[WRITTEN TASK] Scan the lines below for the string "Combined" and copy every one that has it.

[TASK DATA]
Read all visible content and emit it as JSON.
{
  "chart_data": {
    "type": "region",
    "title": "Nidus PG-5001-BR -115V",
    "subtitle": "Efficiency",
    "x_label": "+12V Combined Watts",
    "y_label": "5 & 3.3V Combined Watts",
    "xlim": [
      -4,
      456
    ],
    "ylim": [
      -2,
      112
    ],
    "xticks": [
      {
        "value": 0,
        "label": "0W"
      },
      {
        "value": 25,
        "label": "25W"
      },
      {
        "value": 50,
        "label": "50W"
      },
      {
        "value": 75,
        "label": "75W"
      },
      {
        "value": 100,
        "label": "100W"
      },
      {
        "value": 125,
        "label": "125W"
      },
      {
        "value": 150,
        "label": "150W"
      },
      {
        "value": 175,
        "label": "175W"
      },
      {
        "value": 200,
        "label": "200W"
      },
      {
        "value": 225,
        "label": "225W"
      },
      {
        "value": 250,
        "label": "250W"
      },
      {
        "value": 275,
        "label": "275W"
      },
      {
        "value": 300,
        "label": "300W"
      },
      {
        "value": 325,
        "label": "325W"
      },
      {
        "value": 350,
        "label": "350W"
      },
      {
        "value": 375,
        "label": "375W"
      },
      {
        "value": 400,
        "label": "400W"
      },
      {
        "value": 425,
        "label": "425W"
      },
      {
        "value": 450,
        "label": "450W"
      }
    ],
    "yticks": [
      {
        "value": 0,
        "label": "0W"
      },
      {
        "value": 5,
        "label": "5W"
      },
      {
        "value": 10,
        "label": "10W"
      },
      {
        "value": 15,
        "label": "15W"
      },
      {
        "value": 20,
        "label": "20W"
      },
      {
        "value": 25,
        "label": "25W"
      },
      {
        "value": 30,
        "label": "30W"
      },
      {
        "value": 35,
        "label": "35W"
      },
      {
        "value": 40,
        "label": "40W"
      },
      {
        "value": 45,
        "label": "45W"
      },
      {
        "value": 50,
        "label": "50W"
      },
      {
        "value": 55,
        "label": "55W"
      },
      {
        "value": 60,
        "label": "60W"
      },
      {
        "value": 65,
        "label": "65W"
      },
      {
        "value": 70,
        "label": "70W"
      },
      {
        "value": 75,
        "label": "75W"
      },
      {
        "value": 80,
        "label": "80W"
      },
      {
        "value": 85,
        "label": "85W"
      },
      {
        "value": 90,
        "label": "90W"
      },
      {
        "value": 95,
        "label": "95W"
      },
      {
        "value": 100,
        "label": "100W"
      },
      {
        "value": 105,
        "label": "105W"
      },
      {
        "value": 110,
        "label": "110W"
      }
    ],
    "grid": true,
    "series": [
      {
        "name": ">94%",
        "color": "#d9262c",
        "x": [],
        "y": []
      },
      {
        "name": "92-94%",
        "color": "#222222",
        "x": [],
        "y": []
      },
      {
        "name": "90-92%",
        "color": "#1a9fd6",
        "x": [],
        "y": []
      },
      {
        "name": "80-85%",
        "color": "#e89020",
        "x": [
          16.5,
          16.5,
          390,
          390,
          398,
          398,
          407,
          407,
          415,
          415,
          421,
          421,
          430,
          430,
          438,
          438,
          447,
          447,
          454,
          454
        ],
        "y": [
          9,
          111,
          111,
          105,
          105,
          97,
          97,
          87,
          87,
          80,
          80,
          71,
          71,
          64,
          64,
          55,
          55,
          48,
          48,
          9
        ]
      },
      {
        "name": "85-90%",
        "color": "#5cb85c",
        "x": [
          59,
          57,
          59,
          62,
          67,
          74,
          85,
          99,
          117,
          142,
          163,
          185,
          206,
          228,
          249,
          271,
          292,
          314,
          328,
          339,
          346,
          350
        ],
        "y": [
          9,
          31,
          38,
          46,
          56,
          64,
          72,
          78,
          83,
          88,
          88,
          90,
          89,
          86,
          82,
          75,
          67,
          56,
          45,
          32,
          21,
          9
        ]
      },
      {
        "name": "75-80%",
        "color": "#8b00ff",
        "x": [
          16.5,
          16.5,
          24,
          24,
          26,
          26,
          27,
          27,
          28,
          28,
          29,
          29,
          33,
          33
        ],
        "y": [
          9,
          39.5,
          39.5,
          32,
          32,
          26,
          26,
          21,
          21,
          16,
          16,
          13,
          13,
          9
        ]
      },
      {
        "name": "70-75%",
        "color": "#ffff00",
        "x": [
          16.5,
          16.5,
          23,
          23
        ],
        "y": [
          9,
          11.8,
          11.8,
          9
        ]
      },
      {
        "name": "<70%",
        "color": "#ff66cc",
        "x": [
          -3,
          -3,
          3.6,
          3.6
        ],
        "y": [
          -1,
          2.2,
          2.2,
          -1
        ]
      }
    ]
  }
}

* * *

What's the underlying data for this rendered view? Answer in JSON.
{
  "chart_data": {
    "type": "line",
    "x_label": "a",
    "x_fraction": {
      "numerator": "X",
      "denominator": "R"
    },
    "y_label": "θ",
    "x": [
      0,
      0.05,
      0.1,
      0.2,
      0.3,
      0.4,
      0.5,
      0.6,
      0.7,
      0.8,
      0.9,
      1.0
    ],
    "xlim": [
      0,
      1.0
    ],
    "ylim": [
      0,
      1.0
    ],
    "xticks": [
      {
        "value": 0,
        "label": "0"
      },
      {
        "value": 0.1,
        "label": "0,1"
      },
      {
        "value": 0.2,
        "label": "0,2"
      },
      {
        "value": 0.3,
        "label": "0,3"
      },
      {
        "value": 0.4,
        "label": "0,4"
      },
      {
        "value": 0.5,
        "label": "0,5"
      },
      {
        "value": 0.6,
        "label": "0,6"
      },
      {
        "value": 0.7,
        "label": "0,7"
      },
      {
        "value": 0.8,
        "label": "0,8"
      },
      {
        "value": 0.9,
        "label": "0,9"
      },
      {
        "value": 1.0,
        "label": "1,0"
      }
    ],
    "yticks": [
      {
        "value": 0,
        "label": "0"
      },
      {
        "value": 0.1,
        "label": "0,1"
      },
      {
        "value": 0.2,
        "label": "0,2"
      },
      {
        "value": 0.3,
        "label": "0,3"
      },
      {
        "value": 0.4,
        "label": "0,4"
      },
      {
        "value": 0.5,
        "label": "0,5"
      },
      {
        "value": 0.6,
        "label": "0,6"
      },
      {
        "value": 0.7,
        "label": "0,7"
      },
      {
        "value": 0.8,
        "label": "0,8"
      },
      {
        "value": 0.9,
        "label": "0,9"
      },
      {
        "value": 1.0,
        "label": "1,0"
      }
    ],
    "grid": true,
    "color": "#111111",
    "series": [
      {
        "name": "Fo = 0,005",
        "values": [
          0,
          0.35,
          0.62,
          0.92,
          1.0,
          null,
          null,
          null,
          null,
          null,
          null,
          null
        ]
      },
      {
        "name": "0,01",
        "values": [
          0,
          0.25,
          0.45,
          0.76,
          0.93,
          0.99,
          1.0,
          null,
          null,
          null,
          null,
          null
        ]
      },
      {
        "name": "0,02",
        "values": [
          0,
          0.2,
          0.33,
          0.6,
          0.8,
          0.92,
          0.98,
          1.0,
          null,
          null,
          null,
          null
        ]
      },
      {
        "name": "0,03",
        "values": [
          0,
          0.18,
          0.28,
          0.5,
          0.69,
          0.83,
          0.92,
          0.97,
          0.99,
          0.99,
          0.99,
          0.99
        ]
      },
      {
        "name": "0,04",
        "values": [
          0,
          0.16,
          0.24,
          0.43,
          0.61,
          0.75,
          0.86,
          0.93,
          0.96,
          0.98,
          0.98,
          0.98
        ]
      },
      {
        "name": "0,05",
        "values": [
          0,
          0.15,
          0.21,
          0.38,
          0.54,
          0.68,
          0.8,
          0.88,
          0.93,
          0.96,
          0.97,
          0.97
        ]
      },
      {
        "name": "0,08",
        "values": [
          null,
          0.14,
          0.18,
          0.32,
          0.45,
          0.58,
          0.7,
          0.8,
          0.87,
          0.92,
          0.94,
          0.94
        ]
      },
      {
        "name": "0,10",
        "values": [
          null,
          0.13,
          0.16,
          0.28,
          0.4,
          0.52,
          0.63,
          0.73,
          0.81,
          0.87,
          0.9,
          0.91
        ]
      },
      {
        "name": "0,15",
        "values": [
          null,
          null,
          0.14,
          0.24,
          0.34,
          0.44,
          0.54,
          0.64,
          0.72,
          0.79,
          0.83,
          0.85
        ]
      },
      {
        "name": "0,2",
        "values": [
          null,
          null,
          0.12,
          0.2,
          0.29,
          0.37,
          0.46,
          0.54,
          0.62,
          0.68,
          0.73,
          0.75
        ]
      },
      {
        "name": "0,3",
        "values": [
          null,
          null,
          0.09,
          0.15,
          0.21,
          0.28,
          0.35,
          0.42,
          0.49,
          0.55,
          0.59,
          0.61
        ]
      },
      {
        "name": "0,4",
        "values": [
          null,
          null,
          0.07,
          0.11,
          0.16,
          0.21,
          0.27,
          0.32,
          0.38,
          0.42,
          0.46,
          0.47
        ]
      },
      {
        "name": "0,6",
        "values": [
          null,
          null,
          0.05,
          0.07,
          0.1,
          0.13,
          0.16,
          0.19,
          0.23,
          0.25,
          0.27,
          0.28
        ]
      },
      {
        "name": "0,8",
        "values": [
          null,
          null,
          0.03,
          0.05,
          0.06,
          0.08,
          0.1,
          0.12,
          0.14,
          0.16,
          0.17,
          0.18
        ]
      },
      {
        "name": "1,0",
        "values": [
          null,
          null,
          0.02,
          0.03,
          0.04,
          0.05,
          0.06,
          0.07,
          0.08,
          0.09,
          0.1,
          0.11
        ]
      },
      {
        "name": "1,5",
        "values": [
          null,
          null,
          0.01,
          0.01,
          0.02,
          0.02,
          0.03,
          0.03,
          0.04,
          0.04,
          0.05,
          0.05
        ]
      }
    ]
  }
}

--

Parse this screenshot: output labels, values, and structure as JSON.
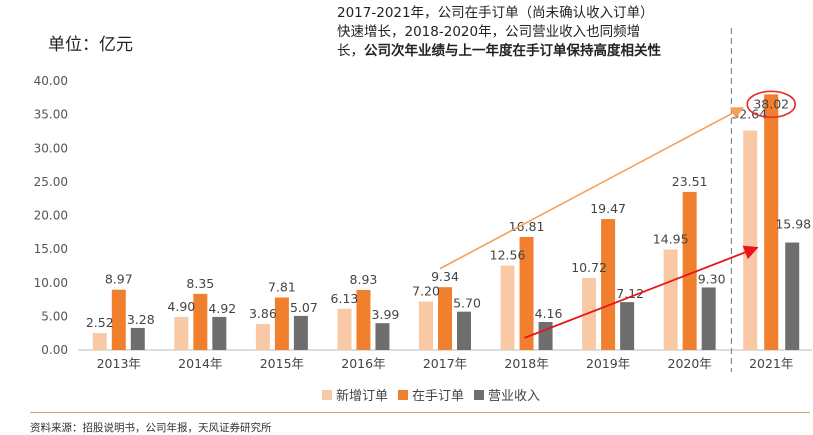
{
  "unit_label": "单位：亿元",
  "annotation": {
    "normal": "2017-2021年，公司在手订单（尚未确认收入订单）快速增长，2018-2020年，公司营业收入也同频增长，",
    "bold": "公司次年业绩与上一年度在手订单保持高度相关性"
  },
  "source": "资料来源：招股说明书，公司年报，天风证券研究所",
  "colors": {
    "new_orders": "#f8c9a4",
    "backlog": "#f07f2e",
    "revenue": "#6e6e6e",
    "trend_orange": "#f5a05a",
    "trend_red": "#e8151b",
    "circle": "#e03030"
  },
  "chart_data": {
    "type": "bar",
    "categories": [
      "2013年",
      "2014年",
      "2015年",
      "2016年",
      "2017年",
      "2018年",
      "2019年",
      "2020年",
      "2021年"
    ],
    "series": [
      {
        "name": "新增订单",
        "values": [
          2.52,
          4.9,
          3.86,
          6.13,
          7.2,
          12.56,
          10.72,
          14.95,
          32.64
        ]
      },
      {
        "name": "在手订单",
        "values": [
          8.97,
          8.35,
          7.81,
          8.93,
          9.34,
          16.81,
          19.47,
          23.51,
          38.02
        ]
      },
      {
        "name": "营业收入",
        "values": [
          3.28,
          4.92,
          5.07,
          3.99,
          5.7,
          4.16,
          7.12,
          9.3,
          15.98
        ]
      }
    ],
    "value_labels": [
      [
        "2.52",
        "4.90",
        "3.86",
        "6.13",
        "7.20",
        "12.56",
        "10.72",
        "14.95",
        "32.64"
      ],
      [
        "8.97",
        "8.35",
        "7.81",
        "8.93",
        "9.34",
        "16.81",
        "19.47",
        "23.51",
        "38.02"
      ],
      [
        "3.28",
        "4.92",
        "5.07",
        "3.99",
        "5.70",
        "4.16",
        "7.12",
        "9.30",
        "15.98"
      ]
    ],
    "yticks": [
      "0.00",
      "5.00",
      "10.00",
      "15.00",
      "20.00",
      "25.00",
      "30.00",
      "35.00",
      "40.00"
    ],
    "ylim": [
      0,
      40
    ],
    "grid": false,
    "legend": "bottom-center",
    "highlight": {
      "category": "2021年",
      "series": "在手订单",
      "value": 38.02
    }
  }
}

[SOLUTION TO THIS PROBLEM]
    "x_label": "+12V Combined Watts",
    "y_label": "5 & 3.3V Combined Watts",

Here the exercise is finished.